Data entries
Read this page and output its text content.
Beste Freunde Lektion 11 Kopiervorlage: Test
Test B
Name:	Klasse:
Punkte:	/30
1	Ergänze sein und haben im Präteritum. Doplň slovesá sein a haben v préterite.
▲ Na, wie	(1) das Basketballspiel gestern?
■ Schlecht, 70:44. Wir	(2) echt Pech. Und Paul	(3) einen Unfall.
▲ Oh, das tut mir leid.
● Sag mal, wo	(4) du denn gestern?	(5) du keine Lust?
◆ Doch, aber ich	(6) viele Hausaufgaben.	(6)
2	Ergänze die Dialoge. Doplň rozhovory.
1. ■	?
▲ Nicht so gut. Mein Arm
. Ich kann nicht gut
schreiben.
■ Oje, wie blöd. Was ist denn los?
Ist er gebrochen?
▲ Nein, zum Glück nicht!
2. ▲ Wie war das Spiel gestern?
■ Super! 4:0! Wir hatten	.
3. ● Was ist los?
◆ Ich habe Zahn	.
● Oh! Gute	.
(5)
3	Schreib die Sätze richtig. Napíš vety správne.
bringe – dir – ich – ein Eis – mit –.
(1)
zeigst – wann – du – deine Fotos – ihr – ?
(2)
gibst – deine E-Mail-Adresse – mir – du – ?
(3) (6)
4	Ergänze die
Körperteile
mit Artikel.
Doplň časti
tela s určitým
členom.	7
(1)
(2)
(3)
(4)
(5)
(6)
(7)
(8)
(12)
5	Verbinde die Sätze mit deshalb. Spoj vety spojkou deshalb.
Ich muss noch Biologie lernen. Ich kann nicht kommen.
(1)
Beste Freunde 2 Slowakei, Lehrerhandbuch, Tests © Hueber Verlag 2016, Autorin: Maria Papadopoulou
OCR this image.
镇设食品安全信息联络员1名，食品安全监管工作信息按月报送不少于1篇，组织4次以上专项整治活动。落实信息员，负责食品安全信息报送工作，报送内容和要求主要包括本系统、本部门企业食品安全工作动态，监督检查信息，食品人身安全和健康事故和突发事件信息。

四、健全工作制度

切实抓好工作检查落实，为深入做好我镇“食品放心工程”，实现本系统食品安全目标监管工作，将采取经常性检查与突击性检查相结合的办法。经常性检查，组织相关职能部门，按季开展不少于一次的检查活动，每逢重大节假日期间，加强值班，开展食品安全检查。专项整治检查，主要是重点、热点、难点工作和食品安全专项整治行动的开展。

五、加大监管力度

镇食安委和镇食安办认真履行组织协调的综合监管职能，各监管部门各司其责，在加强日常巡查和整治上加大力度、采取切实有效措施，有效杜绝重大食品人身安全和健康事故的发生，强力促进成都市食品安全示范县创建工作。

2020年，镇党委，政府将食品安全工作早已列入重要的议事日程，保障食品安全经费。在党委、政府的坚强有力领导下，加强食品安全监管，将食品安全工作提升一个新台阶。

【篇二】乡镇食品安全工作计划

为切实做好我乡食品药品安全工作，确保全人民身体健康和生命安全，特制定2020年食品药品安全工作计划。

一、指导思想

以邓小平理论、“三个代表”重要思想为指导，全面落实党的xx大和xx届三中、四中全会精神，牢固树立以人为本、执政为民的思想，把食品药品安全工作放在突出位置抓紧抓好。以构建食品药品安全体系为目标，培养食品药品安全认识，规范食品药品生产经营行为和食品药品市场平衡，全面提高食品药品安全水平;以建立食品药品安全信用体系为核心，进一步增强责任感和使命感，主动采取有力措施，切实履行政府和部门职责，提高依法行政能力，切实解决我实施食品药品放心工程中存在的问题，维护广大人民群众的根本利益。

_Given problem_. Take the material above and return all of it exactly.

_Finished exercise_.
Read this page and output its text content.
Beste Freunde Lektion 11 Kopiervorlage: Test
Test B
Name:	Klasse:
Punkte:	/30
1	Ergänze sein und haben im Präteritum. Doplň slovesá sein a haben v préterite.
▲ Na, wie	(1) das Basketballspiel gestern?
■ Schlecht, 70:44. Wir	(2) echt Pech. Und Paul	(3) einen Unfall.
▲ Oh, das tut mir leid.
● Sag mal, wo	(4) du denn gestern?	(5) du keine Lust?
◆ Doch, aber ich	(6) viele Hausaufgaben.	(6)
2	Ergänze die Dialoge. Doplň rozhovory.
1. ■	?
▲ Nicht so gut. Mein Arm
. Ich kann nicht gut
schreiben.
■ Oje, wie blöd. Was ist denn los?
Ist er gebrochen?
▲ Nein, zum Glück nicht!
2. ▲ Wie war das Spiel gestern?
■ Super! 4:0! Wir hatten	.
3. ● Was ist los?
◆ Ich habe Zahn	.
● Oh! Gute	.
(5)
3	Schreib die Sätze richtig. Napíš vety správne.
bringe – dir – ich – ein Eis – mit –.
(1)
zeigst – wann – du – deine Fotos – ihr – ?
(2)
gibst – deine E-Mail-Adresse – mir – du – ?
(3) (6)
4	Ergänze die
Körperteile
mit Artikel.
Doplň časti
tela s určitým
členom.	7
(1)
(2)
(3)
(4)
(5)
(6)
(7)
(8)
(12)
5	Verbinde die Sätze mit deshalb. Spoj vety spojkou deshalb.
Ich muss noch Biologie lernen. Ich kann nicht kommen.
(1)
Beste Freunde 2 Slowakei, Lehrerhandbuch, Tests © Hueber Verlag 2016, Autorin: Maria Papadopoulou
OCR this image.
镇设食品安全信息联络员1名，食品安全监管工作信息按月报送不少于1篇，组织4次以上专项整治活动。落实信息员，负责食品安全信息报送工作，报送内容和要求主要包括本系统、本部门企业食品安全工作动态，监督检查信息，食品人身安全和健康事故和突发事件信息。

四、健全工作制度

切实抓好工作检查落实，为深入做好我镇“食品放心工程”，实现本系统食品安全目标监管工作，将采取经常性检查与突击性检查相结合的办法。经常性检查，组织相关职能部门，按季开展不少于一次的检查活动，每逢重大节假日期间，加强值班，开展食品安全检查。专项整治检查，主要是重点、热点、难点工作和食品安全专项整治行动的开展。

五、加大监管力度

镇食安委和镇食安办认真履行组织协调的综合监管职能，各监管部门各司其责，在加强日常巡查和整治上加大力度、采取切实有效措施，有效杜绝重大食品人身安全和健康事故的发生，强力促进成都市食品安全示范县创建工作。

2020年，镇党委，政府将食品安全工作早已列入重要的议事日程，保障食品安全经费。在党委、政府的坚强有力领导下，加强食品安全监管，将食品安全工作提升一个新台阶。

【篇二】乡镇食品安全工作计划

为切实做好我乡食品药品安全工作，确保全人民身体健康和生命安全，特制定2020年食品药品安全工作计划。

一、指导思想

以邓小平理论、“三个代表”重要思想为指导，全面落实党的xx大和xx届三中、四中全会精神，牢固树立以人为本、执政为民的思想，把食品药品安全工作放在突出位置抓紧抓好。以构建食品药品安全体系为目标，培养食品药品安全认识，规范食品药品生产经营行为和食品药品市场平衡，全面提高食品药品安全水平;以建立食品药品安全信用体系为核心，进一步增强责任感和使命感，主动采取有力措施，切实履行政府和部门职责，提高依法行政能力，切实解决我实施食品药品放心工程中存在的问题，维护广大人民群众的根本利益。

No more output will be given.